- [Stated goal] Return each line of the data below exactly, omitting any pictures.

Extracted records
● ● ● ●
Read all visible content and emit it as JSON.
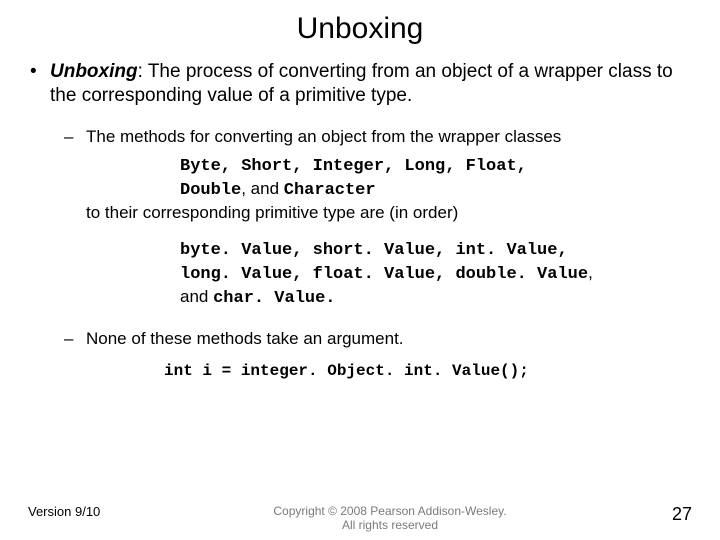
{
  "title": "Unboxing",
  "definition": {
    "term": "Unboxing",
    "text": ":  The process of converting from an object of a wrapper class to the corresponding value of a primitive type."
  },
  "sub1": {
    "lead": "The methods for converting an object from the wrapper classes",
    "classes_line1": "Byte, Short, Integer, Long, Float,",
    "classes_line2_pre": "Double",
    "classes_line2_mid": ", and ",
    "classes_line2_post": "Character",
    "tail": "to their corresponding primitive type are (in order)"
  },
  "methods": {
    "line1": "byte. Value, short. Value, int. Value,",
    "line2_a": "long. Value, float. Value, double. Value",
    "line2_b": ",",
    "line3_pre": "and ",
    "line3_code": "char. Value."
  },
  "sub2": "None of these methods take an argument.",
  "code_example": "int i = integer. Object. int. Value();",
  "footer": {
    "version": "Version 9/10",
    "copyright_l1": "Copyright © 2008 Pearson Addison-Wesley.",
    "copyright_l2": "All rights reserved",
    "page": "27"
  }
}
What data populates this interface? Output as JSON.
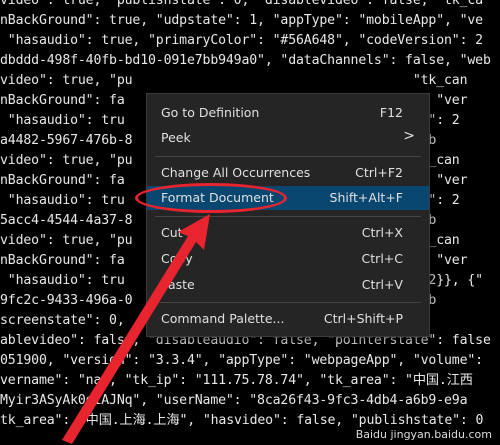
{
  "code_lines": [
    "video\": true, \"publishstate\": 0, \"disablevideo\": false, \"tk_ca",
    "nBackGround\": true, \"udpstate\": 1, \"appType\": \"mobileApp\", \"ve",
    " \"hasaudio\": true, \"primaryColor\": \"#56A648\", \"codeVersion\": 2",
    "dbddd-498f-40fb-bd10-091e7bb949a0\", \"dataChannels\": false, \"web",
    "video\": true, \"pu                                    \"tk_can",
    "nBackGround\": fa                                  App\", \"ver",
    " \"hasaudio\": tru                                   sion\": 2",
    "a4482-5967-476b-8                                   \"web",
    "video\": true, \"pu                                   \"tk_can",
    "nBackGround\": fa                                  App\", \"ver",
    " \"hasaudio\": tru                                   sion\": 2",
    "5acc4-4544-4a37-8                                   \"web",
    "video\": true, \"pu                                   \"tk_can",
    "nBackGround\": fa                                  App\", \"ver",
    " \"hasaudio\": tru                                   e\": 2}}, {\"",
    "9fc2c-9433-496a-0                                   \"web",
    "screenstate\": 0,                             lstream\"",
    "ablevideo\": false, \"disableaudio\": false, \"pointerstate\": false",
    "051900, \"version\": \"3.3.4\", \"appType\": \"webpageApp\", \"volume\":",
    "vername\": \"na\", \"tk_ip\": \"111.75.78.74\", \"tk_area\": \"中国.江西",
    "Myir3ASyAk0diAJNq\", \"userName\": \"8ca26f43-9fc3-4db4-a6b9-e9a",
    "tk_area\": \"中国.上海.上海\", \"hasvideo\": false, \"publishstate\": 0"
  ],
  "context_menu": {
    "items": [
      {
        "label": "Go to Definition",
        "shortcut": "F12"
      },
      {
        "label": "Peek",
        "shortcut": ""
      },
      {
        "label": "Change All Occurrences",
        "shortcut": "Ctrl+F2"
      },
      {
        "label": "Format Document",
        "shortcut": "Shift+Alt+F"
      },
      {
        "label": "Cut",
        "shortcut": "Ctrl+X"
      },
      {
        "label": "Copy",
        "shortcut": "Ctrl+C"
      },
      {
        "label": "Paste",
        "shortcut": "Ctrl+V"
      },
      {
        "label": "Command Palette...",
        "shortcut": "Ctrl+Shift+P"
      }
    ],
    "peek_chevron": ">",
    "selected_index": 3
  },
  "annotation_colors": {
    "highlight": "#e8242e",
    "menu_bg": "#252526",
    "selection": "#094771"
  },
  "watermark": "Baidu jingyan.baidu.com"
}
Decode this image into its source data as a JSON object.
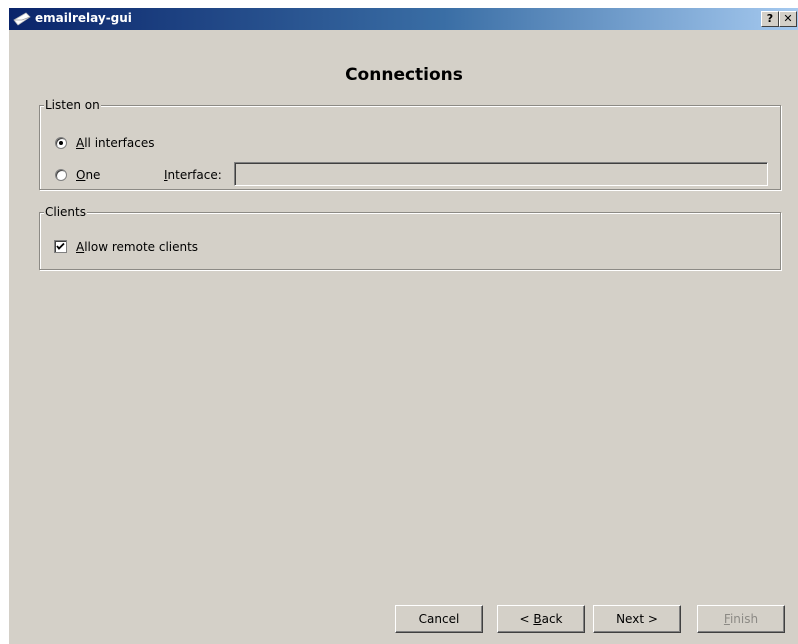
{
  "window": {
    "title": "emailrelay-gui",
    "help_button": "?",
    "close_button": "✕"
  },
  "page": {
    "title": "Connections"
  },
  "listen_on": {
    "legend": "Listen on",
    "all_interfaces": {
      "label_accel": "A",
      "label_rest": "ll interfaces",
      "selected": true
    },
    "one": {
      "label_accel": "O",
      "label_rest": "ne",
      "selected": false
    },
    "interface": {
      "label_accel": "I",
      "label_rest": "nterface:",
      "value": ""
    }
  },
  "clients": {
    "legend": "Clients",
    "allow_remote": {
      "label_accel": "A",
      "label_rest": "llow remote clients",
      "checked": true
    }
  },
  "buttons": {
    "cancel": "Cancel",
    "back_prefix": "< ",
    "back_accel": "B",
    "back_rest": "ack",
    "next": "Next >",
    "finish_accel": "F",
    "finish_rest": "inish",
    "finish_enabled": false
  },
  "icons": {
    "app": "envelope-icon",
    "help": "help-icon",
    "close": "close-icon"
  }
}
● ● ● ●
- [Final answer]
Read all visible content and emit it as JSON.
{
  "title": "Unboxing",
  "definition": {
    "term": "Unboxing",
    "text": ":  The process of converting from an object of a wrapper class to the corresponding value of a primitive type."
  },
  "sub1": {
    "lead": "The methods for converting an object from the wrapper classes",
    "classes_line1": "Byte, Short, Integer, Long, Float,",
    "classes_line2_pre": "Double",
    "classes_line2_mid": ", and ",
    "classes_line2_post": "Character",
    "tail": "to their corresponding primitive type are (in order)"
  },
  "methods": {
    "line1": "byte. Value, short. Value, int. Value,",
    "line2_a": "long. Value, float. Value, double. Value",
    "line2_b": ",",
    "line3_pre": "and ",
    "line3_code": "char. Value."
  },
  "sub2": "None of these methods take an argument.",
  "code_example": "int i = integer. Object. int. Value();",
  "footer": {
    "version": "Version 9/10",
    "copyright_l1": "Copyright © 2008 Pearson Addison-Wesley.",
    "copyright_l2": "All rights reserved",
    "page": "27"
  }
}
What data populates this interface? Output as JSON.
{
  "code_lines": [
    "video\": true, \"publishstate\": 0, \"disablevideo\": false, \"tk_ca",
    "nBackGround\": true, \"udpstate\": 1, \"appType\": \"mobileApp\", \"ve",
    " \"hasaudio\": true, \"primaryColor\": \"#56A648\", \"codeVersion\": 2",
    "dbddd-498f-40fb-bd10-091e7bb949a0\", \"dataChannels\": false, \"web",
    "video\": true, \"pu                                    \"tk_can",
    "nBackGround\": fa                                  App\", \"ver",
    " \"hasaudio\": tru                                   sion\": 2",
    "a4482-5967-476b-8                                   \"web",
    "video\": true, \"pu                                   \"tk_can",
    "nBackGround\": fa                                  App\", \"ver",
    " \"hasaudio\": tru                                   sion\": 2",
    "5acc4-4544-4a37-8                                   \"web",
    "video\": true, \"pu                                   \"tk_can",
    "nBackGround\": fa                                  App\", \"ver",
    " \"hasaudio\": tru                                   e\": 2}}, {\"",
    "9fc2c-9433-496a-0                                   \"web",
    "screenstate\": 0,                             lstream\"",
    "ablevideo\": false, \"disableaudio\": false, \"pointerstate\": false",
    "051900, \"version\": \"3.3.4\", \"appType\": \"webpageApp\", \"volume\":",
    "vername\": \"na\", \"tk_ip\": \"111.75.78.74\", \"tk_area\": \"中国.江西",
    "Myir3ASyAk0diAJNq\", \"userName\": \"8ca26f43-9fc3-4db4-a6b9-e9a",
    "tk_area\": \"中国.上海.上海\", \"hasvideo\": false, \"publishstate\": 0"
  ],
  "context_menu": {
    "items": [
      {
        "label": "Go to Definition",
        "shortcut": "F12"
      },
      {
        "label": "Peek",
        "shortcut": ""
      },
      {
        "label": "Change All Occurrences",
        "shortcut": "Ctrl+F2"
      },
      {
        "label": "Format Document",
        "shortcut": "Shift+Alt+F"
      },
      {
        "label": "Cut",
        "shortcut": "Ctrl+X"
      },
      {
        "label": "Copy",
        "shortcut": "Ctrl+C"
      },
      {
        "label": "Paste",
        "shortcut": "Ctrl+V"
      },
      {
        "label": "Command Palette...",
        "shortcut": "Ctrl+Shift+P"
      }
    ],
    "peek_chevron": ">",
    "selected_index": 3
  },
  "annotation_colors": {
    "highlight": "#e8242e",
    "menu_bg": "#252526",
    "selection": "#094771"
  },
  "watermark": "Baidu jingyan.baidu.com"
}
Decode this image into its source data as a JSON object.
{
  "window": {
    "title": "emailrelay-gui",
    "help_button": "?",
    "close_button": "✕"
  },
  "page": {
    "title": "Connections"
  },
  "listen_on": {
    "legend": "Listen on",
    "all_interfaces": {
      "label_accel": "A",
      "label_rest": "ll interfaces",
      "selected": true
    },
    "one": {
      "label_accel": "O",
      "label_rest": "ne",
      "selected": false
    },
    "interface": {
      "label_accel": "I",
      "label_rest": "nterface:",
      "value": ""
    }
  },
  "clients": {
    "legend": "Clients",
    "allow_remote": {
      "label_accel": "A",
      "label_rest": "llow remote clients",
      "checked": true
    }
  },
  "buttons": {
    "cancel": "Cancel",
    "back_prefix": "< ",
    "back_accel": "B",
    "back_rest": "ack",
    "next": "Next >",
    "finish_accel": "F",
    "finish_rest": "inish",
    "finish_enabled": false
  },
  "icons": {
    "app": "envelope-icon",
    "help": "help-icon",
    "close": "close-icon"
  }
}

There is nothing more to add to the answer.